Collection entries:
— begin —

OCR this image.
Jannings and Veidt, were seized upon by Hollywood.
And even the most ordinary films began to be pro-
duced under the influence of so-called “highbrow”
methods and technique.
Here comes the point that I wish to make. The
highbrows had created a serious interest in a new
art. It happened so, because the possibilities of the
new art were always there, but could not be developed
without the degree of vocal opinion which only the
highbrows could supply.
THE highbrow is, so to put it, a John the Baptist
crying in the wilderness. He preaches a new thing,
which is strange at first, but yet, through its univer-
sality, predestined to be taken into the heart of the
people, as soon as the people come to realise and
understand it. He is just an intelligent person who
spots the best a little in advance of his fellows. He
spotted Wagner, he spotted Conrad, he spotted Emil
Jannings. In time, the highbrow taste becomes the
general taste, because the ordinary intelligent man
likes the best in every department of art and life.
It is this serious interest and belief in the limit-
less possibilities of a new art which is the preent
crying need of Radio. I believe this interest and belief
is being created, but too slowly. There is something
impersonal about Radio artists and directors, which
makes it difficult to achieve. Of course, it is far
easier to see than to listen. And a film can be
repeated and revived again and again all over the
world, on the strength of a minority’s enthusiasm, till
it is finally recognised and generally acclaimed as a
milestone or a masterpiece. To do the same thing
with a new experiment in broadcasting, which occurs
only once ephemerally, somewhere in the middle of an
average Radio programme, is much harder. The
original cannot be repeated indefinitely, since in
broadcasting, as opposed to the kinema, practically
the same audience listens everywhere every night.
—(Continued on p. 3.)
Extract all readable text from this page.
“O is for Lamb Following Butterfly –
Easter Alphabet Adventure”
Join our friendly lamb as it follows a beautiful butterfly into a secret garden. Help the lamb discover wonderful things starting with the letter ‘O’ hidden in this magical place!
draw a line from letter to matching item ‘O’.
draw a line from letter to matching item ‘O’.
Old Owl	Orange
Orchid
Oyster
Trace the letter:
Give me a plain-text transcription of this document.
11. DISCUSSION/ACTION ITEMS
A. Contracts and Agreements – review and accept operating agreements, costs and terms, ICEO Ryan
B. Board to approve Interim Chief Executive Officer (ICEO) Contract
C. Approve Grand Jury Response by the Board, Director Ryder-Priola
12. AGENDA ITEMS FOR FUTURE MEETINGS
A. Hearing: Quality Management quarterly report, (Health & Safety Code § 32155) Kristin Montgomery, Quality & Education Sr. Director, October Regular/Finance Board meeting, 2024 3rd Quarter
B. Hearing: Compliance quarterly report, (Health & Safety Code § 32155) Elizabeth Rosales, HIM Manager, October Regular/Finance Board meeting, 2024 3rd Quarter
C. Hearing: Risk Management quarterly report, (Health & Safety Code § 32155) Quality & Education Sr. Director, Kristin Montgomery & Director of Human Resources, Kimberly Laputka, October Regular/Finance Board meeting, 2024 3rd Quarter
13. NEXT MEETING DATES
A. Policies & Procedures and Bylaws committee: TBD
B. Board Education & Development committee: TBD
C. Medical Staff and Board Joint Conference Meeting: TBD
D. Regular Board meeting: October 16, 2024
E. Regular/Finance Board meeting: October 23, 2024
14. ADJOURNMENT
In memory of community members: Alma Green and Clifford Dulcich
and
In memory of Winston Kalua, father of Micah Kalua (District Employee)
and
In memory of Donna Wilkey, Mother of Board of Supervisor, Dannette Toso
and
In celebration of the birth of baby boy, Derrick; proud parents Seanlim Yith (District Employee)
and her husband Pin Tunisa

— end —

▶ _INSTRUCTION_: Work out the number of lines above that include the string "Hearing" and write only that number.

▶ _RESULT OF THIS EXERCISE_: 3